AIM OF THE TASK: Copy the material from the line containing "footer-return-label: Return [301, 250, 344, 266]" through the line containing "return-icon [282, 253, 294, 264]", both included, reproducing each line verbatim.

== SUPPLIED DATA

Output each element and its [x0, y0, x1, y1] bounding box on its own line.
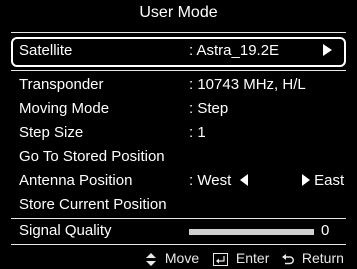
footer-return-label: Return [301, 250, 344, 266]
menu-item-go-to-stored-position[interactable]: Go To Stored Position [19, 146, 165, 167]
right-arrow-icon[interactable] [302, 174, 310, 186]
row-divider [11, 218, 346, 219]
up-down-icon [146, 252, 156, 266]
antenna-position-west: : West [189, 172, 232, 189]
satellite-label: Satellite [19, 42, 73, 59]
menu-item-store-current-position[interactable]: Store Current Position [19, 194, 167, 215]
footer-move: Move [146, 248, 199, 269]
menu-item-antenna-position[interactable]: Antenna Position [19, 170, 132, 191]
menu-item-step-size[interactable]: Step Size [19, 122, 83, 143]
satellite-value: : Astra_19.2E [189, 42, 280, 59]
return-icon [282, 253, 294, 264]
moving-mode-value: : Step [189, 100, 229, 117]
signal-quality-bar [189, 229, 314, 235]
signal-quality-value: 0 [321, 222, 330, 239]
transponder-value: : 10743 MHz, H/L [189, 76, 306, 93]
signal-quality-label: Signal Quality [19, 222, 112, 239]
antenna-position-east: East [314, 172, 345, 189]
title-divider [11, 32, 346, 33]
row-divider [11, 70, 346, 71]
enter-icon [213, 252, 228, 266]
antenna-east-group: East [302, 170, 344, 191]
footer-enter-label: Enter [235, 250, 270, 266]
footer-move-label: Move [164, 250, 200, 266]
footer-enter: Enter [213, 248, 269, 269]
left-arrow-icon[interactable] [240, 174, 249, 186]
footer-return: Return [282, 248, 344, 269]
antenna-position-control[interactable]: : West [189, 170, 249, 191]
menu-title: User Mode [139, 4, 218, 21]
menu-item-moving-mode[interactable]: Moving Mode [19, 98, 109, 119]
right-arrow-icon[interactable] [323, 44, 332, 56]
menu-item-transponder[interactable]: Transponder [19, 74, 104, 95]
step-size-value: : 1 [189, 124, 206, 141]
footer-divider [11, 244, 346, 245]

====
== SUPPLIED DATA

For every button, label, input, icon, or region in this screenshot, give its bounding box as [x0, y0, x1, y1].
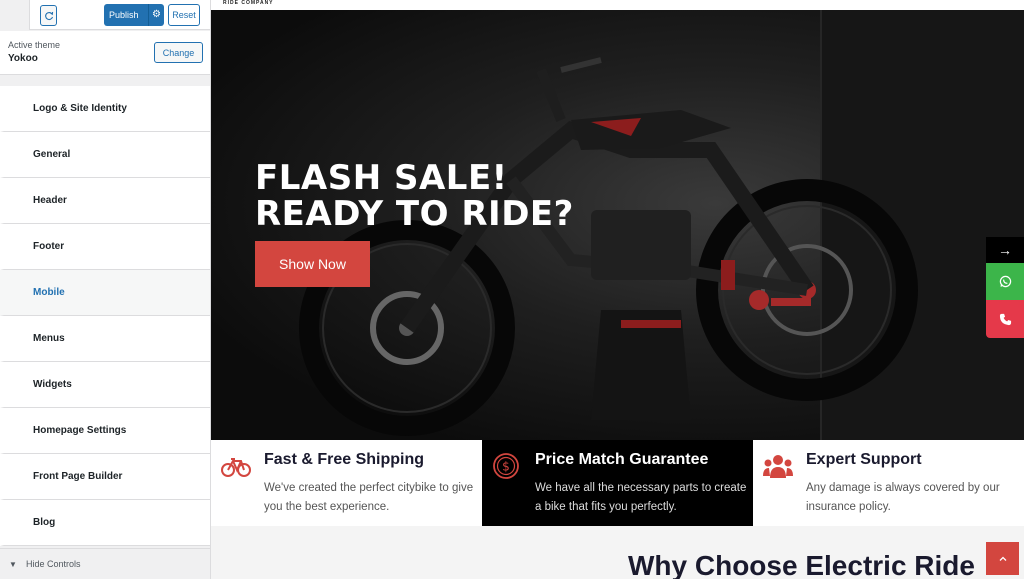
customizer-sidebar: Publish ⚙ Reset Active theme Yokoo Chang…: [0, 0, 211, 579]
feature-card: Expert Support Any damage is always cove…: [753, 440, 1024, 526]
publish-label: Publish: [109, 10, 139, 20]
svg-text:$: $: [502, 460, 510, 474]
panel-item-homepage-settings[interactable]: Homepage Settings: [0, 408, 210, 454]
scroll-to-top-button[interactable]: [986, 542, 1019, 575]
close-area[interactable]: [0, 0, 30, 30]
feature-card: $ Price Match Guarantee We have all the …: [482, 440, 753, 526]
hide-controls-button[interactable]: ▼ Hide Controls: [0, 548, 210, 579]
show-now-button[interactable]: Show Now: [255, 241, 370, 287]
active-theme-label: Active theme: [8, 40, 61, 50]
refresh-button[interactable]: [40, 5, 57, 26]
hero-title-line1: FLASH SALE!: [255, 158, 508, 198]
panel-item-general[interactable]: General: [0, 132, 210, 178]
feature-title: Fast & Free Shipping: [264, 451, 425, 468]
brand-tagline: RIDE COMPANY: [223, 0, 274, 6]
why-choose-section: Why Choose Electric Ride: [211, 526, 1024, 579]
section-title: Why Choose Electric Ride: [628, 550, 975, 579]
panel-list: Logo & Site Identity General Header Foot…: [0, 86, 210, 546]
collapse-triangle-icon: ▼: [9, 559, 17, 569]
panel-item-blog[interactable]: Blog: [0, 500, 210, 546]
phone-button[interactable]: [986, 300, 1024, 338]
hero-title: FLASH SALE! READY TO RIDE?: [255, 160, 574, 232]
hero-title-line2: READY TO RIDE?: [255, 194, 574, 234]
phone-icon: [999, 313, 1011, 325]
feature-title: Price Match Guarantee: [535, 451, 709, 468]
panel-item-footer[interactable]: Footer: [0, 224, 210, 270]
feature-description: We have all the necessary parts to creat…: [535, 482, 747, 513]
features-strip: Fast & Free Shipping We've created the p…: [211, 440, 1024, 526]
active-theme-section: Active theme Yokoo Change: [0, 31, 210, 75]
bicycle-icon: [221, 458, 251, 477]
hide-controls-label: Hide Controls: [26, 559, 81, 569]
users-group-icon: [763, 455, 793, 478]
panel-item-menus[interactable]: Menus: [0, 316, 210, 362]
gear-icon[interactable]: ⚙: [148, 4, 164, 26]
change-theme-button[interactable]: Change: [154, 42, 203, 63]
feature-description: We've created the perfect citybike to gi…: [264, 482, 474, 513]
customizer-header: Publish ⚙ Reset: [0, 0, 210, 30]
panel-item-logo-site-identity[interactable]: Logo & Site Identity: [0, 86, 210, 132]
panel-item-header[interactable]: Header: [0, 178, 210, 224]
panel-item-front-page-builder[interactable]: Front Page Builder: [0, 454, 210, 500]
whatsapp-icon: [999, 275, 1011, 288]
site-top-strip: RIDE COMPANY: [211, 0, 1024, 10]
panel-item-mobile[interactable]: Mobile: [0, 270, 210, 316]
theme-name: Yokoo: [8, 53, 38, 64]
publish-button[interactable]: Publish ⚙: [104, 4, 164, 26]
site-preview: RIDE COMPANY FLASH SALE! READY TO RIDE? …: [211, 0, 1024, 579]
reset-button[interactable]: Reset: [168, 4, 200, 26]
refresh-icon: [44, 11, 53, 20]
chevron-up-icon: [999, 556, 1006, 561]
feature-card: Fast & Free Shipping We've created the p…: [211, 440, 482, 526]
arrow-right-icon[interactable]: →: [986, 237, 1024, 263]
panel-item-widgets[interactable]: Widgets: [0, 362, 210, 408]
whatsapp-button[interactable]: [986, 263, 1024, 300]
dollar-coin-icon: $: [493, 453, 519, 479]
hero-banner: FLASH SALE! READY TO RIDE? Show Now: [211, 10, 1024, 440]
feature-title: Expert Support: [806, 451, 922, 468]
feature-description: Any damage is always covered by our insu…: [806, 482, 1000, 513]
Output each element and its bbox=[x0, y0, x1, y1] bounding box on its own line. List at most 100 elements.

====

EXERCISE RESPONSE:
footer-return-label: Return [301, 250, 344, 266]
menu-item-go-to-stored-position[interactable]: Go To Stored Position [19, 146, 165, 167]
right-arrow-icon[interactable] [302, 174, 310, 186]
row-divider [11, 218, 346, 219]
up-down-icon [146, 252, 156, 266]
antenna-position-west: : West [189, 172, 232, 189]
satellite-label: Satellite [19, 42, 73, 59]
menu-item-store-current-position[interactable]: Store Current Position [19, 194, 167, 215]
footer-move: Move [146, 248, 199, 269]
menu-item-antenna-position[interactable]: Antenna Position [19, 170, 132, 191]
menu-item-step-size[interactable]: Step Size [19, 122, 83, 143]
satellite-value: : Astra_19.2E [189, 42, 280, 59]
return-icon [282, 253, 294, 264]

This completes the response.